**WHAT IS ASKED**
Could you give the data below again, exactly and completely?

Extracted data entries:
————

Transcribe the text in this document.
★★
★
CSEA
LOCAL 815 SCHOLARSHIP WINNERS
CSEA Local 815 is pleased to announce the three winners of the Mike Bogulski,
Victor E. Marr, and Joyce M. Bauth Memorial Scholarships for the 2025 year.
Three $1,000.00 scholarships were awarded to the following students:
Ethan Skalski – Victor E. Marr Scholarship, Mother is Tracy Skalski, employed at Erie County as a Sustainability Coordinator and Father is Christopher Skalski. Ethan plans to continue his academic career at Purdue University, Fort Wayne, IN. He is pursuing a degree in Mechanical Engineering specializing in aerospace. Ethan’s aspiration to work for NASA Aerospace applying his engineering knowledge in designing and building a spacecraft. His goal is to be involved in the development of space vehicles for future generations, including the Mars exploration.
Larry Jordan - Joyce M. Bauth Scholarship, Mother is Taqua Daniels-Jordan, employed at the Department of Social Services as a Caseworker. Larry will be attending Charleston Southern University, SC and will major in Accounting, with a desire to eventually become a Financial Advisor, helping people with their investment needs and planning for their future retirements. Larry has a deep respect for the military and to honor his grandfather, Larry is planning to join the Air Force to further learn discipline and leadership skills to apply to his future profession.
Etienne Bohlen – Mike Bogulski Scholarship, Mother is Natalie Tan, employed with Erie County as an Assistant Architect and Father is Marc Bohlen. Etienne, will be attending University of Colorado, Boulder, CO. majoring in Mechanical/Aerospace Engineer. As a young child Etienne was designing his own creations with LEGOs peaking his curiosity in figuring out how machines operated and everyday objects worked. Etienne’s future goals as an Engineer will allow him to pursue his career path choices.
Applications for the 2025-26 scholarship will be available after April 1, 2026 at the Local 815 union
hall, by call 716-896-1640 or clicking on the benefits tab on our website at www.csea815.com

————

**IN RESPONSE**
Transcribe the text in this document.
★★
★
CSEA
LOCAL 815 SCHOLARSHIP WINNERS
CSEA Local 815 is pleased to announce the three winners of the Mike Bogulski,
Victor E. Marr, and Joyce M. Bauth Memorial Scholarships for the 2025 year.
Three $1,000.00 scholarships were awarded to the following students:
Ethan Skalski – Victor E. Marr Scholarship, Mother is Tracy Skalski, employed at Erie County as a Sustainability Coordinator and Father is Christopher Skalski. Ethan plans to continue his academic career at Purdue University, Fort Wayne, IN. He is pursuing a degree in Mechanical Engineering specializing in aerospace. Ethan’s aspiration to work for NASA Aerospace applying his engineering knowledge in designing and building a spacecraft. His goal is to be involved in the development of space vehicles for future generations, including the Mars exploration.
Larry Jordan - Joyce M. Bauth Scholarship, Mother is Taqua Daniels-Jordan, employed at the Department of Social Services as a Caseworker. Larry will be attending Charleston Southern University, SC and will major in Accounting, with a desire to eventually become a Financial Advisor, helping people with their investment needs and planning for their future retirements. Larry has a deep respect for the military and to honor his grandfather, Larry is planning to join the Air Force to further learn discipline and leadership skills to apply to his future profession.
Etienne Bohlen – Mike Bogulski Scholarship, Mother is Natalie Tan, employed with Erie County as an Assistant Architect and Father is Marc Bohlen. Etienne, will be attending University of Colorado, Boulder, CO. majoring in Mechanical/Aerospace Engineer. As a young child Etienne was designing his own creations with LEGOs peaking his curiosity in figuring out how machines operated and everyday objects worked. Etienne’s future goals as an Engineer will allow him to pursue his career path choices.
Applications for the 2025-26 scholarship will be available after April 1, 2026 at the Local 815 union
hall, by call 716-896-1640 or clicking on the benefits tab on our website at www.csea815.com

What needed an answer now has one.